DIRECTIONS FOR THIS TASK: Reproduce all the entries exactly.

-*-*-

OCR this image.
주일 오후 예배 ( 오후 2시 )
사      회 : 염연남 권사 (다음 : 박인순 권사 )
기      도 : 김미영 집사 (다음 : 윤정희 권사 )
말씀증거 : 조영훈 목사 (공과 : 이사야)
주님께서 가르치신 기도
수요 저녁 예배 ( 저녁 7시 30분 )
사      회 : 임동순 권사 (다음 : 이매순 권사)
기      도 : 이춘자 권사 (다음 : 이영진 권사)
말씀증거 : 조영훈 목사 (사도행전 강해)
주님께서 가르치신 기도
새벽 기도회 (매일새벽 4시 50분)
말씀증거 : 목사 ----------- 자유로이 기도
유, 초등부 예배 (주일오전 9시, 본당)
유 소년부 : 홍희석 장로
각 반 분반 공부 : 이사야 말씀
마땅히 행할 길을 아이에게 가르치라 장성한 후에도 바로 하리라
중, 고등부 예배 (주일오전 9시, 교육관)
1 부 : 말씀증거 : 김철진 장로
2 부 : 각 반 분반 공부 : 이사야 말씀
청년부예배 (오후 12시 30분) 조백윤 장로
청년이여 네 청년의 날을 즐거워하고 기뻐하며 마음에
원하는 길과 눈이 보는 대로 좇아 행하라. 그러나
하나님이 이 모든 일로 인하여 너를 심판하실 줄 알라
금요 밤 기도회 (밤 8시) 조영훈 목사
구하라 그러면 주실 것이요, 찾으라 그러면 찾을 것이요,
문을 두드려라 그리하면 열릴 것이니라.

-*-*-

SOLVED EXERCISE:
OCR this image.
주일 오후 예배 ( 오후 2시 )
사      회 : 염연남 권사 (다음 : 박인순 권사 )
기      도 : 김미영 집사 (다음 : 윤정희 권사 )
말씀증거 : 조영훈 목사 (공과 : 이사야)
주님께서 가르치신 기도
수요 저녁 예배 ( 저녁 7시 30분 )
사      회 : 임동순 권사 (다음 : 이매순 권사)
기      도 : 이춘자 권사 (다음 : 이영진 권사)
말씀증거 : 조영훈 목사 (사도행전 강해)
주님께서 가르치신 기도
새벽 기도회 (매일새벽 4시 50분)
말씀증거 : 목사 ----------- 자유로이 기도
유, 초등부 예배 (주일오전 9시, 본당)
유 소년부 : 홍희석 장로
각 반 분반 공부 : 이사야 말씀
마땅히 행할 길을 아이에게 가르치라 장성한 후에도 바로 하리라
중, 고등부 예배 (주일오전 9시, 교육관)
1 부 : 말씀증거 : 김철진 장로
2 부 : 각 반 분반 공부 : 이사야 말씀
청년부예배 (오후 12시 30분) 조백윤 장로
청년이여 네 청년의 날을 즐거워하고 기뻐하며 마음에
원하는 길과 눈이 보는 대로 좇아 행하라. 그러나
하나님이 이 모든 일로 인하여 너를 심판하실 줄 알라
금요 밤 기도회 (밤 8시) 조영훈 목사
구하라 그러면 주실 것이요, 찾으라 그러면 찾을 것이요,
문을 두드려라 그리하면 열릴 것이니라.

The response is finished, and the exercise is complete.